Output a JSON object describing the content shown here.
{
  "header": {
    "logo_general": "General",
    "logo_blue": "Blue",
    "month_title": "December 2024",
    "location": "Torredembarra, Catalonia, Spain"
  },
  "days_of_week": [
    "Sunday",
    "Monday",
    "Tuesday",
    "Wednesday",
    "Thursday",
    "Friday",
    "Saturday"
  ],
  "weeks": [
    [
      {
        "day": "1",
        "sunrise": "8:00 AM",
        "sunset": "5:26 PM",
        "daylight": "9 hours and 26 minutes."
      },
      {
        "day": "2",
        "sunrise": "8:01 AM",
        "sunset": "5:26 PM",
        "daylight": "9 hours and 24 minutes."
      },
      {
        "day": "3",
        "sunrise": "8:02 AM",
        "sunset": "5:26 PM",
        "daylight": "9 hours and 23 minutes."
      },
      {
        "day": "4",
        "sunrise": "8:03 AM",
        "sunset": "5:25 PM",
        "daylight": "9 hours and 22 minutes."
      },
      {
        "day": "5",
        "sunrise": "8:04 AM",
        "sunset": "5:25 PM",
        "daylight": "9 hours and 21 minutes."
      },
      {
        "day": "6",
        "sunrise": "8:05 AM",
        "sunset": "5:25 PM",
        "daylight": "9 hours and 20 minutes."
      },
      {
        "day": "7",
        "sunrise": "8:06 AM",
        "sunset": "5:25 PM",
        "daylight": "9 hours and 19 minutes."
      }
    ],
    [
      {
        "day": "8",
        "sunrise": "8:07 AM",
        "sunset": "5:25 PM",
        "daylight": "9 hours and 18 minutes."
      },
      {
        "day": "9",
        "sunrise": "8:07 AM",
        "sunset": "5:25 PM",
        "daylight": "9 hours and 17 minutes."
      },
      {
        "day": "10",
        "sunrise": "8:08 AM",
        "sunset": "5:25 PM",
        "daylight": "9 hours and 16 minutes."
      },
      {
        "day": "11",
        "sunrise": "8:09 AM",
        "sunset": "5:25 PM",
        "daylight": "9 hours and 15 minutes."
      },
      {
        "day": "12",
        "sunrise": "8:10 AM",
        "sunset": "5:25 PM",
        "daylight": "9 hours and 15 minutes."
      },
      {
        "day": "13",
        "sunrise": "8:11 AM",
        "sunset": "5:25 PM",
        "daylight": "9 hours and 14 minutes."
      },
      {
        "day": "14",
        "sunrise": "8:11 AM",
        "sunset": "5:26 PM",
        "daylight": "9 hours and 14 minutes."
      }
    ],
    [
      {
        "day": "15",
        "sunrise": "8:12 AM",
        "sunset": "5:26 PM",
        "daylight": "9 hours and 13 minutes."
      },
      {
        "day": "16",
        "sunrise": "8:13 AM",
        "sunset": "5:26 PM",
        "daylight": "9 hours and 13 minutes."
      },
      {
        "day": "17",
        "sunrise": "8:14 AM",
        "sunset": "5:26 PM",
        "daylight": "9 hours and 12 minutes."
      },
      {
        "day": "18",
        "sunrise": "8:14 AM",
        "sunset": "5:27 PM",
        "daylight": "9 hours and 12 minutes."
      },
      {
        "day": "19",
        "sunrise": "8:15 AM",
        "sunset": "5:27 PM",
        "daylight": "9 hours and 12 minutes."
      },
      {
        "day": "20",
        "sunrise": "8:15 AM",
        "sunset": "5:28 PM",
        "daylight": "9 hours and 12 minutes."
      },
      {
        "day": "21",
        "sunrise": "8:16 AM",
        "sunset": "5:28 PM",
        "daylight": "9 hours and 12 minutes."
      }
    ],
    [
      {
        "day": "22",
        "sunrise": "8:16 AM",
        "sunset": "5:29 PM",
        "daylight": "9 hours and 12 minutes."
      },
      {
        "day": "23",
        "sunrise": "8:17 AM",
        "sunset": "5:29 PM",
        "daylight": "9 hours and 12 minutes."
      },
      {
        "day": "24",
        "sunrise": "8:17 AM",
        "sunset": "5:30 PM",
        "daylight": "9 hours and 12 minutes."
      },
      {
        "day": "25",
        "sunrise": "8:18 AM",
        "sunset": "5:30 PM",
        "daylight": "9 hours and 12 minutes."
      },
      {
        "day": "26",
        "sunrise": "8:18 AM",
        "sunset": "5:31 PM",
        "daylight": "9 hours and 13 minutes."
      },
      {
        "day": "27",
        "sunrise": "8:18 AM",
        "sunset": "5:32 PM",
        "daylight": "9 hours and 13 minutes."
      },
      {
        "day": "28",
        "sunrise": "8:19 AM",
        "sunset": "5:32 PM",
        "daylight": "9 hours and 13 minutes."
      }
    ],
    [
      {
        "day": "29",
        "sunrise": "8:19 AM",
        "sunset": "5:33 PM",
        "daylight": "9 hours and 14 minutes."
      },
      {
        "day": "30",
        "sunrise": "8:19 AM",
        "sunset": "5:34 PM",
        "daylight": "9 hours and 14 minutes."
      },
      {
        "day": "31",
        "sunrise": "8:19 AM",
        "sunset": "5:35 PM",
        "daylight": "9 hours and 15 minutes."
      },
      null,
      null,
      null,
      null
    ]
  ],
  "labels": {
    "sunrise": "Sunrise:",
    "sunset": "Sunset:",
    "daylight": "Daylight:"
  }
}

---+---

## Required work
Retype the entries one by one, exactly.

## Exercise output
Output a JSON object describing the content shown here.
{
  "header": {
    "logo_general": "General",
    "logo_blue": "Blue",
    "month_title": "December 2024",
    "location": "Torredembarra, Catalonia, Spain"
  },
  "days_of_week": [
    "Sunday",
    "Monday",
    "Tuesday",
    "Wednesday",
    "Thursday",
    "Friday",
    "Saturday"
  ],
  "weeks": [
    [
      {
        "day": "1",
        "sunrise": "8:00 AM",
        "sunset": "5:26 PM",
        "daylight": "9 hours and 26 minutes."
      },
      {
        "day": "2",
        "sunrise": "8:01 AM",
        "sunset": "5:26 PM",
        "daylight": "9 hours and 24 minutes."
      },
      {
        "day": "3",
        "sunrise": "8:02 AM",
        "sunset": "5:26 PM",
        "daylight": "9 hours and 23 minutes."
      },
      {
        "day": "4",
        "sunrise": "8:03 AM",
        "sunset": "5:25 PM",
        "daylight": "9 hours and 22 minutes."
      },
      {
        "day": "5",
        "sunrise": "8:04 AM",
        "sunset": "5:25 PM",
        "daylight": "9 hours and 21 minutes."
      },
      {
        "day": "6",
        "sunrise": "8:05 AM",
        "sunset": "5:25 PM",
        "daylight": "9 hours and 20 minutes."
      },
      {
        "day": "7",
        "sunrise": "8:06 AM",
        "sunset": "5:25 PM",
        "daylight": "9 hours and 19 minutes."
      }
    ],
    [
      {
        "day": "8",
        "sunrise": "8:07 AM",
        "sunset": "5:25 PM",
        "daylight": "9 hours and 18 minutes."
      },
      {
        "day": "9",
        "sunrise": "8:07 AM",
        "sunset": "5:25 PM",
        "daylight": "9 hours and 17 minutes."
      },
      {
        "day": "10",
        "sunrise": "8:08 AM",
        "sunset": "5:25 PM",
        "daylight": "9 hours and 16 minutes."
      },
      {
        "day": "11",
        "sunrise": "8:09 AM",
        "sunset": "5:25 PM",
        "daylight": "9 hours and 15 minutes."
      },
      {
        "day": "12",
        "sunrise": "8:10 AM",
        "sunset": "5:25 PM",
        "daylight": "9 hours and 15 minutes."
      },
      {
        "day": "13",
        "sunrise": "8:11 AM",
        "sunset": "5:25 PM",
        "daylight": "9 hours and 14 minutes."
      },
      {
        "day": "14",
        "sunrise": "8:11 AM",
        "sunset": "5:26 PM",
        "daylight": "9 hours and 14 minutes."
      }
    ],
    [
      {
        "day": "15",
        "sunrise": "8:12 AM",
        "sunset": "5:26 PM",
        "daylight": "9 hours and 13 minutes."
      },
      {
        "day": "16",
        "sunrise": "8:13 AM",
        "sunset": "5:26 PM",
        "daylight": "9 hours and 13 minutes."
      },
      {
        "day": "17",
        "sunrise": "8:14 AM",
        "sunset": "5:26 PM",
        "daylight": "9 hours and 12 minutes."
      },
      {
        "day": "18",
        "sunrise": "8:14 AM",
        "sunset": "5:27 PM",
        "daylight": "9 hours and 12 minutes."
      },
      {
        "day": "19",
        "sunrise": "8:15 AM",
        "sunset": "5:27 PM",
        "daylight": "9 hours and 12 minutes."
      },
      {
        "day": "20",
        "sunrise": "8:15 AM",
        "sunset": "5:28 PM",
        "daylight": "9 hours and 12 minutes."
      },
      {
        "day": "21",
        "sunrise": "8:16 AM",
        "sunset": "5:28 PM",
        "daylight": "9 hours and 12 minutes."
      }
    ],
    [
      {
        "day": "22",
        "sunrise": "8:16 AM",
        "sunset": "5:29 PM",
        "daylight": "9 hours and 12 minutes."
      },
      {
        "day": "23",
        "sunrise": "8:17 AM",
        "sunset": "5:29 PM",
        "daylight": "9 hours and 12 minutes."
      },
      {
        "day": "24",
        "sunrise": "8:17 AM",
        "sunset": "5:30 PM",
        "daylight": "9 hours and 12 minutes."
      },
      {
        "day": "25",
        "sunrise": "8:18 AM",
        "sunset": "5:30 PM",
        "daylight": "9 hours and 12 minutes."
      },
      {
        "day": "26",
        "sunrise": "8:18 AM",
        "sunset": "5:31 PM",
        "daylight": "9 hours and 13 minutes."
      },
      {
        "day": "27",
        "sunrise": "8:18 AM",
        "sunset": "5:32 PM",
        "daylight": "9 hours and 13 minutes."
      },
      {
        "day": "28",
        "sunrise": "8:19 AM",
        "sunset": "5:32 PM",
        "daylight": "9 hours and 13 minutes."
      }
    ],
    [
      {
        "day": "29",
        "sunrise": "8:19 AM",
        "sunset": "5:33 PM",
        "daylight": "9 hours and 14 minutes."
      },
      {
        "day": "30",
        "sunrise": "8:19 AM",
        "sunset": "5:34 PM",
        "daylight": "9 hours and 14 minutes."
      },
      {
        "day": "31",
        "sunrise": "8:19 AM",
        "sunset": "5:35 PM",
        "daylight": "9 hours and 15 minutes."
      },
      null,
      null,
      null,
      null
    ]
  ],
  "labels": {
    "sunrise": "Sunrise:",
    "sunset": "Sunset:",
    "daylight": "Daylight:"
  }
}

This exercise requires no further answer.